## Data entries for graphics

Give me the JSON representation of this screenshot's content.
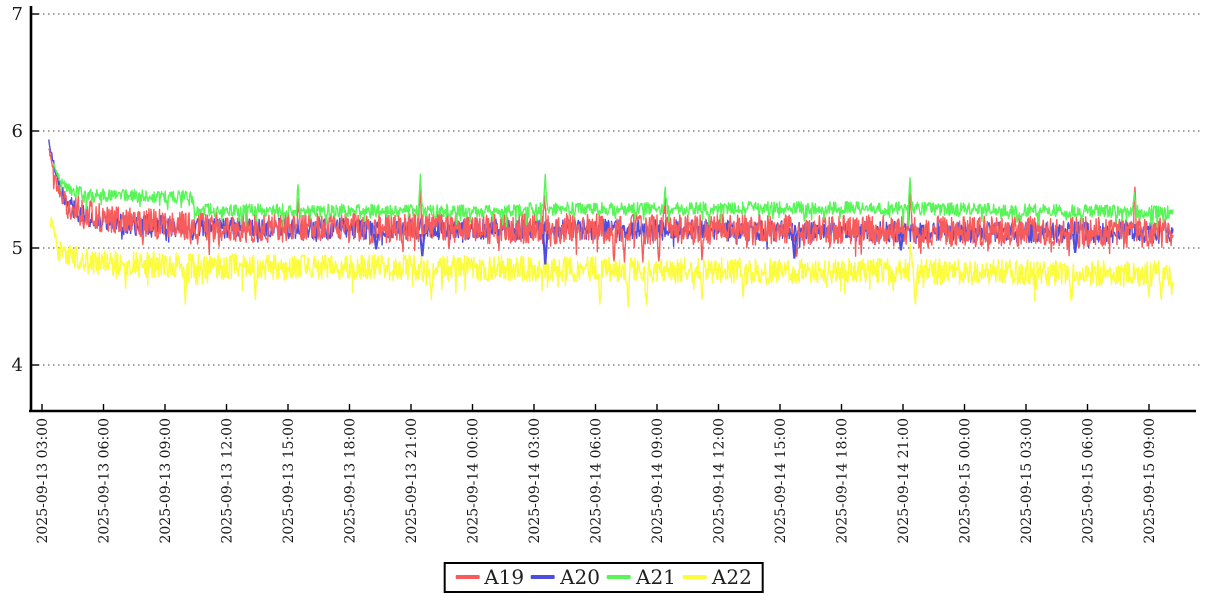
{
  "page": {
    "background": "#ffffff"
  },
  "chart_data": {
    "type": "line",
    "title": "",
    "xlabel": "",
    "ylabel": "",
    "x_axis_kind": "datetime",
    "x_tick_interval_hours": 3,
    "x_tick_labels": [
      "2025-09-13 03:00",
      "2025-09-13 06:00",
      "2025-09-13 09:00",
      "2025-09-13 12:00",
      "2025-09-13 15:00",
      "2025-09-13 18:00",
      "2025-09-13 21:00",
      "2025-09-14 00:00",
      "2025-09-14 03:00",
      "2025-09-14 06:00",
      "2025-09-14 09:00",
      "2025-09-14 12:00",
      "2025-09-14 15:00",
      "2025-09-14 18:00",
      "2025-09-14 21:00",
      "2025-09-15 00:00",
      "2025-09-15 03:00",
      "2025-09-15 06:00",
      "2025-09-15 09:00"
    ],
    "y_ticks": [
      4,
      5,
      6,
      7
    ],
    "ylim": [
      3.55,
      7.06
    ],
    "grid": {
      "dotted": true,
      "color": "#444444"
    },
    "legend_position": "bottom-center",
    "t_end": 55.2,
    "dt": 0.03,
    "series": [
      {
        "name": "A19",
        "color": "#f75b5b",
        "z": 1,
        "seed": 1913,
        "t_start": 0.33,
        "jitter": [
          0.13,
          0.13
        ],
        "dip": {
          "p": 0.05,
          "min": 0.03,
          "max": 0.14
        },
        "keyframes": [
          [
            0.33,
            5.86
          ],
          [
            0.55,
            5.65
          ],
          [
            0.85,
            5.48
          ],
          [
            1.3,
            5.36
          ],
          [
            2.2,
            5.28
          ],
          [
            4,
            5.22
          ],
          [
            8,
            5.18
          ],
          [
            20,
            5.17
          ],
          [
            30,
            5.16
          ],
          [
            44,
            5.15
          ],
          [
            55.2,
            5.13
          ]
        ],
        "events": [
          [
            12.5,
            5.42
          ],
          [
            18.45,
            5.57
          ],
          [
            24.5,
            5.45
          ],
          [
            27.9,
            4.89
          ],
          [
            28.4,
            4.88
          ],
          [
            29.3,
            4.88
          ],
          [
            30.1,
            4.89
          ],
          [
            30.4,
            5.45
          ],
          [
            32.2,
            4.9
          ],
          [
            36.8,
            4.93
          ],
          [
            42.35,
            5.5
          ],
          [
            53.3,
            5.52
          ]
        ]
      },
      {
        "name": "A20",
        "color": "#4d4de0",
        "z": 0,
        "seed": 2077,
        "t_start": 0.33,
        "jitter": [
          0.09,
          0.09
        ],
        "dip": {
          "p": 0.03,
          "min": 0.03,
          "max": 0.1
        },
        "keyframes": [
          [
            0.33,
            5.92
          ],
          [
            0.5,
            5.78
          ],
          [
            0.8,
            5.55
          ],
          [
            1.2,
            5.38
          ],
          [
            2.0,
            5.28
          ],
          [
            4,
            5.2
          ],
          [
            10,
            5.17
          ],
          [
            55.2,
            5.13
          ]
        ],
        "events": [],
        "visible_dips": [
          [
            16.3,
            4.99
          ],
          [
            18.55,
            4.93
          ],
          [
            24.55,
            4.86
          ],
          [
            36.7,
            4.91
          ],
          [
            41.9,
            4.98
          ],
          [
            50.4,
            4.96
          ]
        ]
      },
      {
        "name": "A21",
        "color": "#58f558",
        "z": 2,
        "seed": 2141,
        "t_start": 0.55,
        "jitter": [
          0.06,
          0.05
        ],
        "dip": {
          "p": 0.07,
          "min": 0.03,
          "max": 0.1
        },
        "keyframes": [
          [
            0.55,
            5.72
          ],
          [
            0.9,
            5.58
          ],
          [
            1.4,
            5.5
          ],
          [
            2.2,
            5.46
          ],
          [
            7.3,
            5.44
          ],
          [
            7.5,
            5.33
          ],
          [
            23,
            5.32
          ],
          [
            24,
            5.34
          ],
          [
            30,
            5.34
          ],
          [
            40,
            5.35
          ],
          [
            47,
            5.33
          ],
          [
            55.2,
            5.31
          ]
        ],
        "events": [
          [
            12.5,
            5.54
          ],
          [
            18.45,
            5.63
          ],
          [
            24.55,
            5.63
          ],
          [
            30.4,
            5.52
          ],
          [
            42.35,
            5.6
          ],
          [
            47.6,
            5.24
          ],
          [
            47.75,
            5.23
          ],
          [
            53.3,
            5.47
          ]
        ]
      },
      {
        "name": "A22",
        "color": "#fcfc3f",
        "z": 3,
        "seed": 2234,
        "t_start": 0.42,
        "jitter": [
          0.11,
          0.11
        ],
        "dip": {
          "p": 0.06,
          "min": 0.04,
          "max": 0.15
        },
        "keyframes": [
          [
            0.42,
            5.3
          ],
          [
            0.7,
            5.05
          ],
          [
            1.1,
            4.95
          ],
          [
            2.0,
            4.89
          ],
          [
            4,
            4.86
          ],
          [
            10,
            4.84
          ],
          [
            20,
            4.83
          ],
          [
            30,
            4.81
          ],
          [
            42,
            4.8
          ],
          [
            55.2,
            4.78
          ]
        ],
        "events": [
          [
            7.0,
            4.52
          ],
          [
            10.4,
            4.56
          ],
          [
            19.0,
            4.56
          ],
          [
            27.2,
            4.52
          ],
          [
            28.6,
            4.5
          ],
          [
            29.5,
            4.52
          ],
          [
            32.2,
            4.56
          ],
          [
            34.2,
            4.58
          ],
          [
            42.35,
            5.03
          ],
          [
            42.6,
            4.52
          ],
          [
            50.2,
            4.55
          ],
          [
            54.0,
            4.58
          ],
          [
            54.6,
            4.56
          ],
          [
            55.1,
            4.6
          ]
        ]
      }
    ]
  },
  "axes": {
    "color": "#000000",
    "tick_label_color": "#1a1a1a"
  }
}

## WHAT TO DO
Identify and extract each line of the listing that contains "seed".

## SOLUTION TO THIS TASK
        "seed": 1913,
        "seed": 2077,
        "seed": 2141,
        "seed": 2234,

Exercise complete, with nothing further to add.